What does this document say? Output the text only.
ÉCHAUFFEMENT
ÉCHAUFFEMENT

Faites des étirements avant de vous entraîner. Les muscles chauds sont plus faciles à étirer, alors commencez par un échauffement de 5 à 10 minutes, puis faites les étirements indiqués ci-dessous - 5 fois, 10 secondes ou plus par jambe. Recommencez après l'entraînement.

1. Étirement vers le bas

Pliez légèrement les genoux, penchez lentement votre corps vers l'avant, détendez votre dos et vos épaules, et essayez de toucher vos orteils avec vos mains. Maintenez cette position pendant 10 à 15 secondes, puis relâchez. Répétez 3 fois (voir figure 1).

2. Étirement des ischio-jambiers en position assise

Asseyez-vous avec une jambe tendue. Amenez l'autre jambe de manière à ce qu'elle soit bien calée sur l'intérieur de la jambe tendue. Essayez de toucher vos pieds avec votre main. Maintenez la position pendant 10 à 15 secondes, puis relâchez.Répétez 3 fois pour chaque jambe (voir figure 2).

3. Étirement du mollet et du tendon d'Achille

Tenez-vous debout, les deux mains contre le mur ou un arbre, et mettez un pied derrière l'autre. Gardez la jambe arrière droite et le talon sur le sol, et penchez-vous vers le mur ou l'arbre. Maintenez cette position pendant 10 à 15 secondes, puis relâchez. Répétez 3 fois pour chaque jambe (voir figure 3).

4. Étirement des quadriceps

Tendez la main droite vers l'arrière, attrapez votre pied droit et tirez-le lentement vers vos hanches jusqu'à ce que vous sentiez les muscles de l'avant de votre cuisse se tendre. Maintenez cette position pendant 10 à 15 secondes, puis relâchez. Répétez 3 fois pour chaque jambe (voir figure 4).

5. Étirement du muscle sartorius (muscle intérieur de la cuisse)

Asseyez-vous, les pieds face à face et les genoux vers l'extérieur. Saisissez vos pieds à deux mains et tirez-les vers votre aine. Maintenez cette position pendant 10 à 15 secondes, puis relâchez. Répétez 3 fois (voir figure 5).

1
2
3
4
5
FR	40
----
Reproduce all data above, unchanged.

What does this document say? Output the text only.
ÉCHAUFFEMENT
ÉCHAUFFEMENT

Faites des étirements avant de vous entraîner. Les muscles chauds sont plus faciles à étirer, alors commencez par un échauffement de 5 à 10 minutes, puis faites les étirements indiqués ci-dessous - 5 fois, 10 secondes ou plus par jambe. Recommencez après l'entraînement.

1. Étirement vers le bas

Pliez légèrement les genoux, penchez lentement votre corps vers l'avant, détendez votre dos et vos épaules, et essayez de toucher vos orteils avec vos mains. Maintenez cette position pendant 10 à 15 secondes, puis relâchez. Répétez 3 fois (voir figure 1).

2. Étirement des ischio-jambiers en position assise

Asseyez-vous avec une jambe tendue. Amenez l'autre jambe de manière à ce qu'elle soit bien calée sur l'intérieur de la jambe tendue. Essayez de toucher vos pieds avec votre main. Maintenez la position pendant 10 à 15 secondes, puis relâchez.Répétez 3 fois pour chaque jambe (voir figure 2).

3. Étirement du mollet et du tendon d'Achille

Tenez-vous debout, les deux mains contre le mur ou un arbre, et mettez un pied derrière l'autre. Gardez la jambe arrière droite et le talon sur le sol, et penchez-vous vers le mur ou l'arbre. Maintenez cette position pendant 10 à 15 secondes, puis relâchez. Répétez 3 fois pour chaque jambe (voir figure 3).

4. Étirement des quadriceps

Tendez la main droite vers l'arrière, attrapez votre pied droit et tirez-le lentement vers vos hanches jusqu'à ce que vous sentiez les muscles de l'avant de votre cuisse se tendre. Maintenez cette position pendant 10 à 15 secondes, puis relâchez. Répétez 3 fois pour chaque jambe (voir figure 4).

5. Étirement du muscle sartorius (muscle intérieur de la cuisse)

Asseyez-vous, les pieds face à face et les genoux vers l'extérieur. Saisissez vos pieds à deux mains et tirez-les vers votre aine. Maintenez cette position pendant 10 à 15 secondes, puis relâchez. Répétez 3 fois (voir figure 5).

1
2
3
4
5
FR	40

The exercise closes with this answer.